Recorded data
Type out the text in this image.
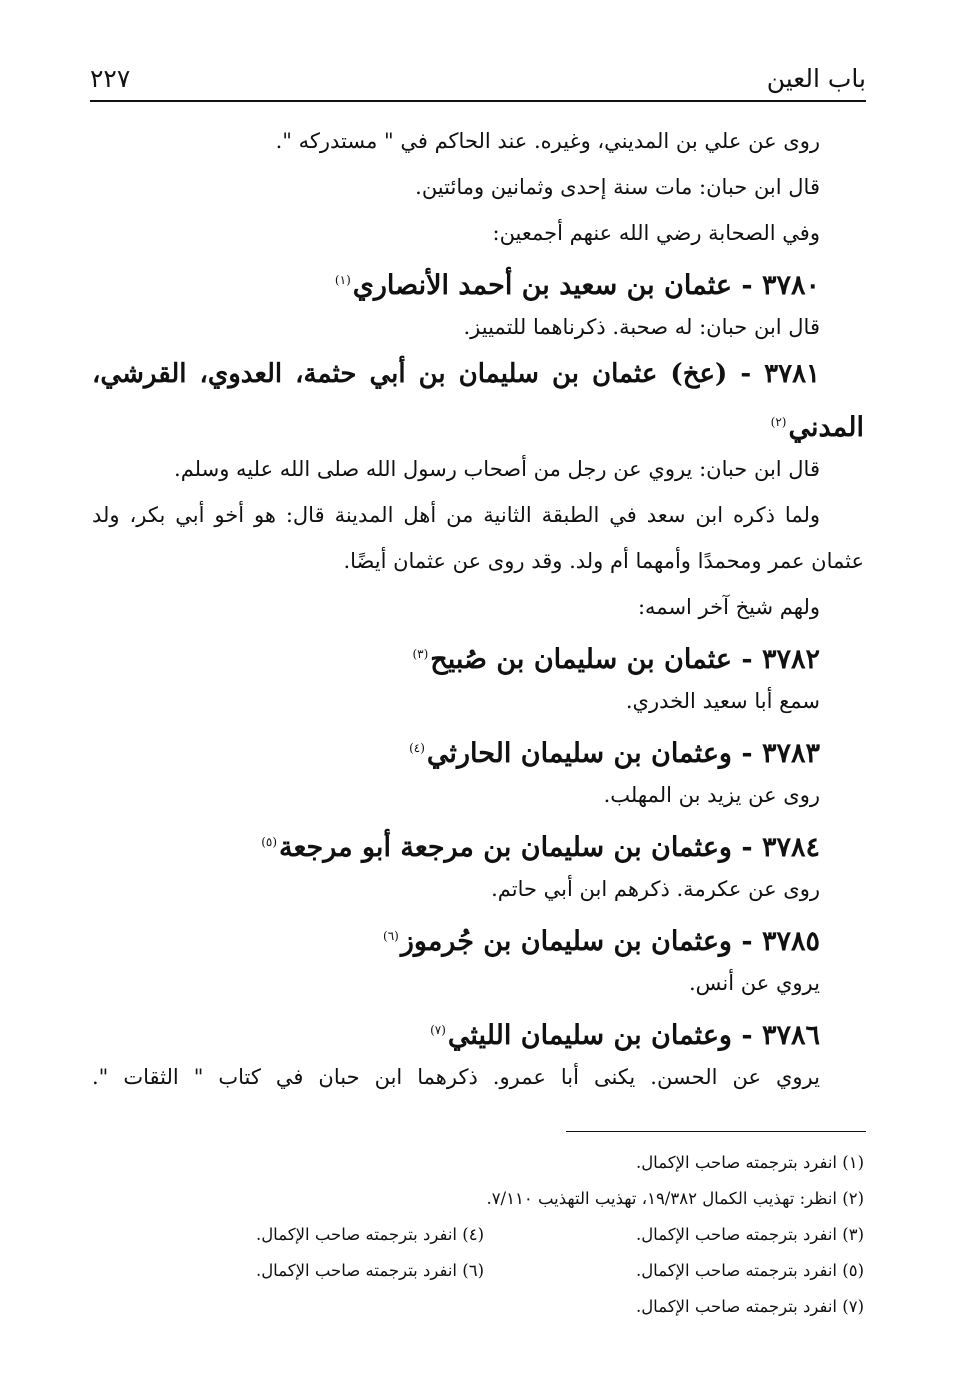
باب العين
٢٢٧
روى عن علي بن المديني، وغيره. عند الحاكم في " مستدركه ".
قال ابن حبان: مات سنة إحدى وثمانين ومائتين.
وفي الصحابة رضي الله عنهم أجمعين:
٣٧٨٠ - عثمان بن سعيد بن أحمد الأنصاري$^{(١)}$
قال ابن حبان: له صحبة. ذكرناهما للتمييز.
٣٧٨١ - (عخ) عثمان بن سليمان بن أبي حثمة، العدوي، القرشي،
المدني$^{(٢)}$
قال ابن حبان: يروي عن رجل من أصحاب رسول الله صلى الله عليه وسلم.
ولما ذكره ابن سعد في الطبقة الثانية من أهل المدينة قال: هو أخو أبي بكر، ولد
عثمان عمر ومحمدًا وأمهما أم ولد. وقد روى عن عثمان أيضًا.
ولهم شيخ آخر اسمه:
٣٧٨٢ - عثمان بن سليمان بن صُبيح$^{(٣)}$
سمع أبا سعيد الخدري.
٣٧٨٣ - وعثمان بن سليمان الحارثي$^{(٤)}$
روى عن يزيد بن المهلب.
٣٧٨٤ - وعثمان بن سليمان بن مرجعة أبو مرجعة$^{(٥)}$
روى عن عكرمة. ذكرهم ابن أبي حاتم.
٣٧٨٥ - وعثمان بن سليمان بن جُرموز$^{(٦)}$
يروي عن أنس.
٣٧٨٦ - وعثمان بن سليمان الليثي$^{(٧)}$
يروي عن الحسن. يكنى أبا عمرو. ذكرهما ابن حبان في كتاب " الثقات ".
(١) انفرد بترجمته صاحب الإكمال.
(٢) انظر: تهذيب الكمال ١٩/٣٨٢، تهذيب التهذيب ٧/١١٠.
(٣) انفرد بترجمته صاحب الإكمال.
(٤) انفرد بترجمته صاحب الإكمال.
(٥) انفرد بترجمته صاحب الإكمال.
(٦) انفرد بترجمته صاحب الإكمال.
(٧) انفرد بترجمته صاحب الإكمال.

_WHAT IS BEING ASKED_. The entries above are to be returned exactly, without their pictures.

_SOLUTION TO THE EXERCISE_.
Type out the text in this image.
باب العين
٢٢٧
روى عن علي بن المديني، وغيره. عند الحاكم في " مستدركه ".
قال ابن حبان: مات سنة إحدى وثمانين ومائتين.
وفي الصحابة رضي الله عنهم أجمعين:
٣٧٨٠ - عثمان بن سعيد بن أحمد الأنصاري$^{(١)}$
قال ابن حبان: له صحبة. ذكرناهما للتمييز.
٣٧٨١ - (عخ) عثمان بن سليمان بن أبي حثمة، العدوي، القرشي،
المدني$^{(٢)}$
قال ابن حبان: يروي عن رجل من أصحاب رسول الله صلى الله عليه وسلم.
ولما ذكره ابن سعد في الطبقة الثانية من أهل المدينة قال: هو أخو أبي بكر، ولد
عثمان عمر ومحمدًا وأمهما أم ولد. وقد روى عن عثمان أيضًا.
ولهم شيخ آخر اسمه:
٣٧٨٢ - عثمان بن سليمان بن صُبيح$^{(٣)}$
سمع أبا سعيد الخدري.
٣٧٨٣ - وعثمان بن سليمان الحارثي$^{(٤)}$
روى عن يزيد بن المهلب.
٣٧٨٤ - وعثمان بن سليمان بن مرجعة أبو مرجعة$^{(٥)}$
روى عن عكرمة. ذكرهم ابن أبي حاتم.
٣٧٨٥ - وعثمان بن سليمان بن جُرموز$^{(٦)}$
يروي عن أنس.
٣٧٨٦ - وعثمان بن سليمان الليثي$^{(٧)}$
يروي عن الحسن. يكنى أبا عمرو. ذكرهما ابن حبان في كتاب " الثقات ".
(١) انفرد بترجمته صاحب الإكمال.
(٢) انظر: تهذيب الكمال ١٩/٣٨٢، تهذيب التهذيب ٧/١١٠.
(٣) انفرد بترجمته صاحب الإكمال.
(٤) انفرد بترجمته صاحب الإكمال.
(٥) انفرد بترجمته صاحب الإكمال.
(٦) انفرد بترجمته صاحب الإكمال.
(٧) انفرد بترجمته صاحب الإكمال.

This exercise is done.